Exercise: Skip every image and restate the data word for word.

*-*-*

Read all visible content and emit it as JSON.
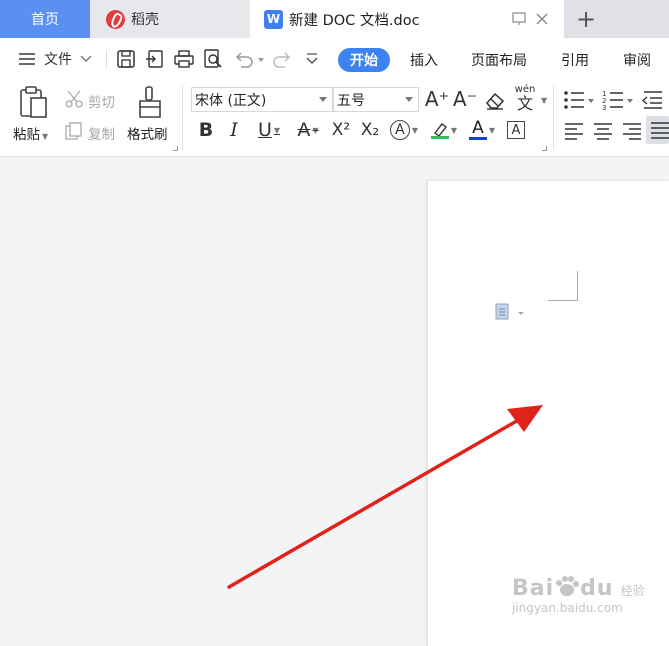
{
  "tabs": {
    "home_label": "首页",
    "daoke_label": "稻壳",
    "doc_label": "新建 DOC 文档.doc",
    "doc_icon_letter": "W",
    "new_tab_symbol": "+"
  },
  "menu": {
    "file_label": "文件",
    "tabs": [
      "开始",
      "插入",
      "页面布局",
      "引用",
      "审阅"
    ]
  },
  "ribbon": {
    "paste_label": "粘贴",
    "cut_label": "剪切",
    "copy_label": "复制",
    "format_painter_label": "格式刷",
    "font_name": "宋体 (正文)",
    "font_size": "五号",
    "bold": "B",
    "italic": "I",
    "underline": "U",
    "strikethrough": "A",
    "superscript": "X²",
    "subscript": "X₂",
    "char_effect": "A",
    "highlight": "A",
    "font_color": "A",
    "char_border": "A",
    "grow_font": "A⁺",
    "shrink_font": "A⁻",
    "pinyin_label": "wén",
    "pinyin_char": "文"
  },
  "colors": {
    "accent": "#3c82f0",
    "home_tab": "#5b8ff1",
    "highlight_bar": "#2fc25b",
    "font_color_bar": "#1a3fd6",
    "arrow": "#e0231a"
  },
  "watermark": {
    "brand": "Bai",
    "brand2": "du",
    "sub": "经验",
    "url": "jingyan.baidu.com"
  }
}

*-*-*

The response:
Read all visible content and emit it as JSON.
{
  "tabs": {
    "home_label": "首页",
    "daoke_label": "稻壳",
    "doc_label": "新建 DOC 文档.doc",
    "doc_icon_letter": "W",
    "new_tab_symbol": "+"
  },
  "menu": {
    "file_label": "文件",
    "tabs": [
      "开始",
      "插入",
      "页面布局",
      "引用",
      "审阅"
    ]
  },
  "ribbon": {
    "paste_label": "粘贴",
    "cut_label": "剪切",
    "copy_label": "复制",
    "format_painter_label": "格式刷",
    "font_name": "宋体 (正文)",
    "font_size": "五号",
    "bold": "B",
    "italic": "I",
    "underline": "U",
    "strikethrough": "A",
    "superscript": "X²",
    "subscript": "X₂",
    "char_effect": "A",
    "highlight": "A",
    "font_color": "A",
    "char_border": "A",
    "grow_font": "A⁺",
    "shrink_font": "A⁻",
    "pinyin_label": "wén",
    "pinyin_char": "文"
  },
  "colors": {
    "accent": "#3c82f0",
    "home_tab": "#5b8ff1",
    "highlight_bar": "#2fc25b",
    "font_color_bar": "#1a3fd6",
    "arrow": "#e0231a"
  },
  "watermark": {
    "brand": "Bai",
    "brand2": "du",
    "sub": "经验",
    "url": "jingyan.baidu.com"
  }
}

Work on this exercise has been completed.